### EXERCISE
Every line that contains the word "content" should be copied.

### RECORDED INFORMATION

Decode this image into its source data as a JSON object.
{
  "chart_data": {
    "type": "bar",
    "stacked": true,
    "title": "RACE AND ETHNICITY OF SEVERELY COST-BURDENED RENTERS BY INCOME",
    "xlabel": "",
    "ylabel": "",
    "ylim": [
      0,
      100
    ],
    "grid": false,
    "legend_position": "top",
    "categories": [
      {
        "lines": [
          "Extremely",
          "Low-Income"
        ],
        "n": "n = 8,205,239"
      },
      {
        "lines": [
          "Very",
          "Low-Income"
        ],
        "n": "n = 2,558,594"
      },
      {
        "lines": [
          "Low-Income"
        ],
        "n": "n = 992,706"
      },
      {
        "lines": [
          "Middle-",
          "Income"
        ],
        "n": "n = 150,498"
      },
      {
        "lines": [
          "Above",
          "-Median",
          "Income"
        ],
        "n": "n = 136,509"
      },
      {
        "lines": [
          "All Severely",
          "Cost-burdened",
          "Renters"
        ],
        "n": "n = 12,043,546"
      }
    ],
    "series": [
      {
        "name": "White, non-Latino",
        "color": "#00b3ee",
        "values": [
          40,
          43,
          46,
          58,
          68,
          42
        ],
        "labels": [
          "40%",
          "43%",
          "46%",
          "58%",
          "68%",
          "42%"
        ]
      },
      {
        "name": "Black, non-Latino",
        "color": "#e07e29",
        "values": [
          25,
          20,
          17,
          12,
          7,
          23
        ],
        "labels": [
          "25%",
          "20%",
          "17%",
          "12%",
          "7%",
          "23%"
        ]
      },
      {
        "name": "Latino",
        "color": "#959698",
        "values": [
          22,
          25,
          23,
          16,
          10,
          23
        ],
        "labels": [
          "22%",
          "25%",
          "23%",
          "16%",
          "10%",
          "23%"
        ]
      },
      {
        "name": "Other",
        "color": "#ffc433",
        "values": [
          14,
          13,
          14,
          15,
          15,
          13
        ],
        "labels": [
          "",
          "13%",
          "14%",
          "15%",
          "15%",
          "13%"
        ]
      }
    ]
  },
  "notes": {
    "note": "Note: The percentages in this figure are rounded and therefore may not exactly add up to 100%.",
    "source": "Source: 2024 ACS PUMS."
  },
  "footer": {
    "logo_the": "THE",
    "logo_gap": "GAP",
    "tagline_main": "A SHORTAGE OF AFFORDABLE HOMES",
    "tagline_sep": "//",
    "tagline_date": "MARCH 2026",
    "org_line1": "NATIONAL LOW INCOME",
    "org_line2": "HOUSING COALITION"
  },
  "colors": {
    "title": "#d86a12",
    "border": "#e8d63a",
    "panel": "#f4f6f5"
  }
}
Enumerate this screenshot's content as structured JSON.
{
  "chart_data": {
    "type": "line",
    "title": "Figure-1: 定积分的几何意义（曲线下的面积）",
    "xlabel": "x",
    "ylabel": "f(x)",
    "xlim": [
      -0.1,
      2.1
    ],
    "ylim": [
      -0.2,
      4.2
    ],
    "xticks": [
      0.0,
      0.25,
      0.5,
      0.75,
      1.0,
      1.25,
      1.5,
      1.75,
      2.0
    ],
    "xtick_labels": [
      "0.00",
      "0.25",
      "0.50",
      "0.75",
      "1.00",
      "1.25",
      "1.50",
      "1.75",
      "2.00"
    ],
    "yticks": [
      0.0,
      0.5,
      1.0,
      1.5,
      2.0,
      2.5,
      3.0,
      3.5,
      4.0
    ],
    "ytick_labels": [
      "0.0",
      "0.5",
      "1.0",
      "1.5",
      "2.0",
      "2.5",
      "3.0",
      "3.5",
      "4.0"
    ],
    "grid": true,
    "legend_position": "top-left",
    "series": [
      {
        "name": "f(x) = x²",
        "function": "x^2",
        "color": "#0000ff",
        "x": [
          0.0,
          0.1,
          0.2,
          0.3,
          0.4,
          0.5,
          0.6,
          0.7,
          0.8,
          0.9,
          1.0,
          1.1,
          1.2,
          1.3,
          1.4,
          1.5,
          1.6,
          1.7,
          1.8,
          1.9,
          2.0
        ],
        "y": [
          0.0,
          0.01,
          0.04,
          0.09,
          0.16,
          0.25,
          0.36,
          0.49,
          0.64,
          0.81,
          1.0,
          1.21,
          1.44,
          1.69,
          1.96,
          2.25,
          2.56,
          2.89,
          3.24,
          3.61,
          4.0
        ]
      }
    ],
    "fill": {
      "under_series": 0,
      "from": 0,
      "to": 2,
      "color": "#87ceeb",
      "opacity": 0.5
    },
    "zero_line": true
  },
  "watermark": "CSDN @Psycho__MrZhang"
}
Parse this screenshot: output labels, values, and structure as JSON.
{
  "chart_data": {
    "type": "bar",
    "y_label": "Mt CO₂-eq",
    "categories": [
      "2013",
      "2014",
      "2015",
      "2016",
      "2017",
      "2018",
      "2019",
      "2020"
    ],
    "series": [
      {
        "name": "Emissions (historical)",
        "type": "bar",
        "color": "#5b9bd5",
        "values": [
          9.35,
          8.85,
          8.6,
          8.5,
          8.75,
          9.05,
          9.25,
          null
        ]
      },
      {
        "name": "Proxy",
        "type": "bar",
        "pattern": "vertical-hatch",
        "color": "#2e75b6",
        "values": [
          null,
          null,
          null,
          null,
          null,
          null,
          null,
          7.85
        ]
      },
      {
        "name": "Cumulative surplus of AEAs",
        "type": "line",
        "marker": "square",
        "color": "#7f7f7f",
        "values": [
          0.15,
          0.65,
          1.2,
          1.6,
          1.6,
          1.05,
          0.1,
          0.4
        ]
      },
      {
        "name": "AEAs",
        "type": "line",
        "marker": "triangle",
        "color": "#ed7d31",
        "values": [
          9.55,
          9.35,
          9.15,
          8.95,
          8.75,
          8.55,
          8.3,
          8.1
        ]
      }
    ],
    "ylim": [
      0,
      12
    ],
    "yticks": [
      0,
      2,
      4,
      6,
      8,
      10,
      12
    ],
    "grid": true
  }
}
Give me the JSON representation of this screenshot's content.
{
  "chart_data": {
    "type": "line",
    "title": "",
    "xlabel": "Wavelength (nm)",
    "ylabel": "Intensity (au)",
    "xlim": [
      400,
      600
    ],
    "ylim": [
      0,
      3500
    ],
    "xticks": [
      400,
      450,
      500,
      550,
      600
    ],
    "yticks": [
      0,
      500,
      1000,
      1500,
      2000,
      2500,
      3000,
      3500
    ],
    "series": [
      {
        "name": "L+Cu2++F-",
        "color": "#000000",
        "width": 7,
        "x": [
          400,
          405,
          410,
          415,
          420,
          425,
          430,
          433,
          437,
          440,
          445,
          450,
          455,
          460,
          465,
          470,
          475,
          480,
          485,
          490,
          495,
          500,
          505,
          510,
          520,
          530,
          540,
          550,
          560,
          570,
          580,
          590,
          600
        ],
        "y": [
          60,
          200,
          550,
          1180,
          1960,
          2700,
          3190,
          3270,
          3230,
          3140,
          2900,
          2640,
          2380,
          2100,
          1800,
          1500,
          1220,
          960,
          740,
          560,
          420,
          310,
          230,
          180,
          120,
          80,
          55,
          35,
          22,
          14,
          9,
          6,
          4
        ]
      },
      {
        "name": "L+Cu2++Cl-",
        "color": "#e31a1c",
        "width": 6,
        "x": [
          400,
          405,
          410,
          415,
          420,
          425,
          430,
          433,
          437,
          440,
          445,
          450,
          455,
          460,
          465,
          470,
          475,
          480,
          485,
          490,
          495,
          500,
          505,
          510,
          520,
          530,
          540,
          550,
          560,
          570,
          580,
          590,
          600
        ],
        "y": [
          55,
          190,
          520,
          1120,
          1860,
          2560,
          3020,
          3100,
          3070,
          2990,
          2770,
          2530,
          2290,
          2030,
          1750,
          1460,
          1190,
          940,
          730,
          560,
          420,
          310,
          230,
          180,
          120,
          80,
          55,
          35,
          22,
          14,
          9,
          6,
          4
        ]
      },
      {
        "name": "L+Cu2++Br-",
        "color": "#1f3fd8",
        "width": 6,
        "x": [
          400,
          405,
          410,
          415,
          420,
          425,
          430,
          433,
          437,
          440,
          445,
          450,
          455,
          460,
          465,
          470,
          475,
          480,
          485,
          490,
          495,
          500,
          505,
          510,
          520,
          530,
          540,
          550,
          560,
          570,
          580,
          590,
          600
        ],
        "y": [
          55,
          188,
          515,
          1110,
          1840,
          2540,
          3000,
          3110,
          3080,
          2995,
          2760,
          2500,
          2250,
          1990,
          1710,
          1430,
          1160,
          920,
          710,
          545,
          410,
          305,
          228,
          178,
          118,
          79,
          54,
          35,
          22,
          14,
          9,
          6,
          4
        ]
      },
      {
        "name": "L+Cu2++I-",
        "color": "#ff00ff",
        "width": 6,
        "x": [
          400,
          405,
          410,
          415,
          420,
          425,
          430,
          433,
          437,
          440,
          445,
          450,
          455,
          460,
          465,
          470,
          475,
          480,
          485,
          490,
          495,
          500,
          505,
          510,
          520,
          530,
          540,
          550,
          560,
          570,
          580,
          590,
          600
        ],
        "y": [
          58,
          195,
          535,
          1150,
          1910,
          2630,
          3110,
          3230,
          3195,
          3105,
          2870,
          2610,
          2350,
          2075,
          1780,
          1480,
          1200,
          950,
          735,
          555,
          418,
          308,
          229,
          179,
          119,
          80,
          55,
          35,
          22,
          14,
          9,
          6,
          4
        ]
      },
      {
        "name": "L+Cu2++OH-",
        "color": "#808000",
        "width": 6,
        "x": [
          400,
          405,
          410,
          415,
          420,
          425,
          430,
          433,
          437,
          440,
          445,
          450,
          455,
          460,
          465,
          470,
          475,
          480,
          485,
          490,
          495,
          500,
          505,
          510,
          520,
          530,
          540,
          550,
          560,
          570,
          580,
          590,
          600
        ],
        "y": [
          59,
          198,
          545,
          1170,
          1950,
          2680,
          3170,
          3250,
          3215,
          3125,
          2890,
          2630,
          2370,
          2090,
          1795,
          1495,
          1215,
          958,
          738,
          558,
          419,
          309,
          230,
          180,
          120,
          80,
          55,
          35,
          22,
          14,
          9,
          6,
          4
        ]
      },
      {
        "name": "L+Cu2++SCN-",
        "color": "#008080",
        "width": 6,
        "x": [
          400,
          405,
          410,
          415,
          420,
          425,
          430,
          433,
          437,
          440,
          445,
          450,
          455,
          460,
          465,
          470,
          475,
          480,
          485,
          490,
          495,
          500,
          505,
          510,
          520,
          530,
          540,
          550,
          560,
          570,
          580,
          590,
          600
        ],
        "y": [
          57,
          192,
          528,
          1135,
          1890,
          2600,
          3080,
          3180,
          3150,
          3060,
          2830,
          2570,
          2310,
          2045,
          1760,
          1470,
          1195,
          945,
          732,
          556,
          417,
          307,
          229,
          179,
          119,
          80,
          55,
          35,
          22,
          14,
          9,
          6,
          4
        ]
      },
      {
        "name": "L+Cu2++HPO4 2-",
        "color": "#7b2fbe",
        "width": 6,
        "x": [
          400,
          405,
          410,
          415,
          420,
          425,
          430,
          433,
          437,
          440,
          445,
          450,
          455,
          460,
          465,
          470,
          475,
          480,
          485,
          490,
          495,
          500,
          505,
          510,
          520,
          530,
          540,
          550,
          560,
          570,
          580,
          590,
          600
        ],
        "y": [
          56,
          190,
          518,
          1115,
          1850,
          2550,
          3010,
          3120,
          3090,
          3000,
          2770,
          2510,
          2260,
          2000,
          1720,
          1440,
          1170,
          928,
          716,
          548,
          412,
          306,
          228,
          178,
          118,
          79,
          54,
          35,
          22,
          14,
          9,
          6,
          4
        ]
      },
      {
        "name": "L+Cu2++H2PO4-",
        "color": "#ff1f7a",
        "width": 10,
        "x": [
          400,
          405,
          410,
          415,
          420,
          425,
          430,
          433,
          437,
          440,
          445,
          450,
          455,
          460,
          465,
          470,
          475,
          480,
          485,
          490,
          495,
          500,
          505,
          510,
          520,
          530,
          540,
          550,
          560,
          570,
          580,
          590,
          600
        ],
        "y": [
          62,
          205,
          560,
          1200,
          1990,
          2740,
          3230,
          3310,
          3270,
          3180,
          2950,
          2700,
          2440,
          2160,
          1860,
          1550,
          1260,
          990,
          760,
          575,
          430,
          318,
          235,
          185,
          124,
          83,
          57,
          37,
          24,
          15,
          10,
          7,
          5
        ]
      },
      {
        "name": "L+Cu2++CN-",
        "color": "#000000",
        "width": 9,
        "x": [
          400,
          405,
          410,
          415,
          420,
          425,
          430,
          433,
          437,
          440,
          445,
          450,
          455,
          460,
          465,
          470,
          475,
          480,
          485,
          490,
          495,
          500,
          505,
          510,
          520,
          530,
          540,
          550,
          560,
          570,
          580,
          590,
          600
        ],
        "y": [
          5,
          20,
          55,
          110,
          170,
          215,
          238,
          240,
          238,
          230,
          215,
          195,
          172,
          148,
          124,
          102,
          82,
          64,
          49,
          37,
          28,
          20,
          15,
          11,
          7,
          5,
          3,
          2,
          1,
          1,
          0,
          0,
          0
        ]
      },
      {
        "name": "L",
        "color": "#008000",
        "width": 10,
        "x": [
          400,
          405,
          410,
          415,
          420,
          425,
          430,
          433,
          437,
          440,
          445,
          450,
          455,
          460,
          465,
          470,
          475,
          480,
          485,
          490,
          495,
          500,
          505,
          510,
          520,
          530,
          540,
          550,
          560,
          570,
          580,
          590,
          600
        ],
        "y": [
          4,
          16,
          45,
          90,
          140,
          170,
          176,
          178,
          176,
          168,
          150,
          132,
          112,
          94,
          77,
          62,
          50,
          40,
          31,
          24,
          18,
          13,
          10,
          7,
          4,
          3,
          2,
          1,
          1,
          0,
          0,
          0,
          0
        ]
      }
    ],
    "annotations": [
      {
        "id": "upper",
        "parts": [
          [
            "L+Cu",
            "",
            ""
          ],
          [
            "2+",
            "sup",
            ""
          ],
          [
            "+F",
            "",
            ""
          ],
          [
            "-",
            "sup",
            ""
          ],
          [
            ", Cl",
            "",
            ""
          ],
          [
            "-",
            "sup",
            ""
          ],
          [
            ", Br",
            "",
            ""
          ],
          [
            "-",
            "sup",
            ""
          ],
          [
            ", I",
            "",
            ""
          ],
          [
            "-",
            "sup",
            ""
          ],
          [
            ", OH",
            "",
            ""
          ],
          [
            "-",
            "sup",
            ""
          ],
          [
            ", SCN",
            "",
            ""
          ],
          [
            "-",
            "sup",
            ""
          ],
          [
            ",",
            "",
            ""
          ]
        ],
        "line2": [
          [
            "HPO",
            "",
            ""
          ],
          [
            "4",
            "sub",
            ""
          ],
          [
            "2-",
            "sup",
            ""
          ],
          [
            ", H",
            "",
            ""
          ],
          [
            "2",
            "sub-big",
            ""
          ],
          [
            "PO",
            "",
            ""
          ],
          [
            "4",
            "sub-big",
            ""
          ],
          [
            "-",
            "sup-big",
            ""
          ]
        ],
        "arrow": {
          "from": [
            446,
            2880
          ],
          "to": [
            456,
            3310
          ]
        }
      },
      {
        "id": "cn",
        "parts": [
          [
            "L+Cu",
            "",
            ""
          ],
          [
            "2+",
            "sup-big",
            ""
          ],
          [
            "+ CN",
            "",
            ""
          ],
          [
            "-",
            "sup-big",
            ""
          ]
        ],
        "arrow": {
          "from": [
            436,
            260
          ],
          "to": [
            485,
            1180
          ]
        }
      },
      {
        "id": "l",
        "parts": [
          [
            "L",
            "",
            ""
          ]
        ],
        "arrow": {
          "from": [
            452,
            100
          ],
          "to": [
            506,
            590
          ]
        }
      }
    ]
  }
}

### SOLUTION TO THIS PROBLEM
Enumerate this screenshot's content as structured JSON.
Give me the JSON representation of this screenshot's content.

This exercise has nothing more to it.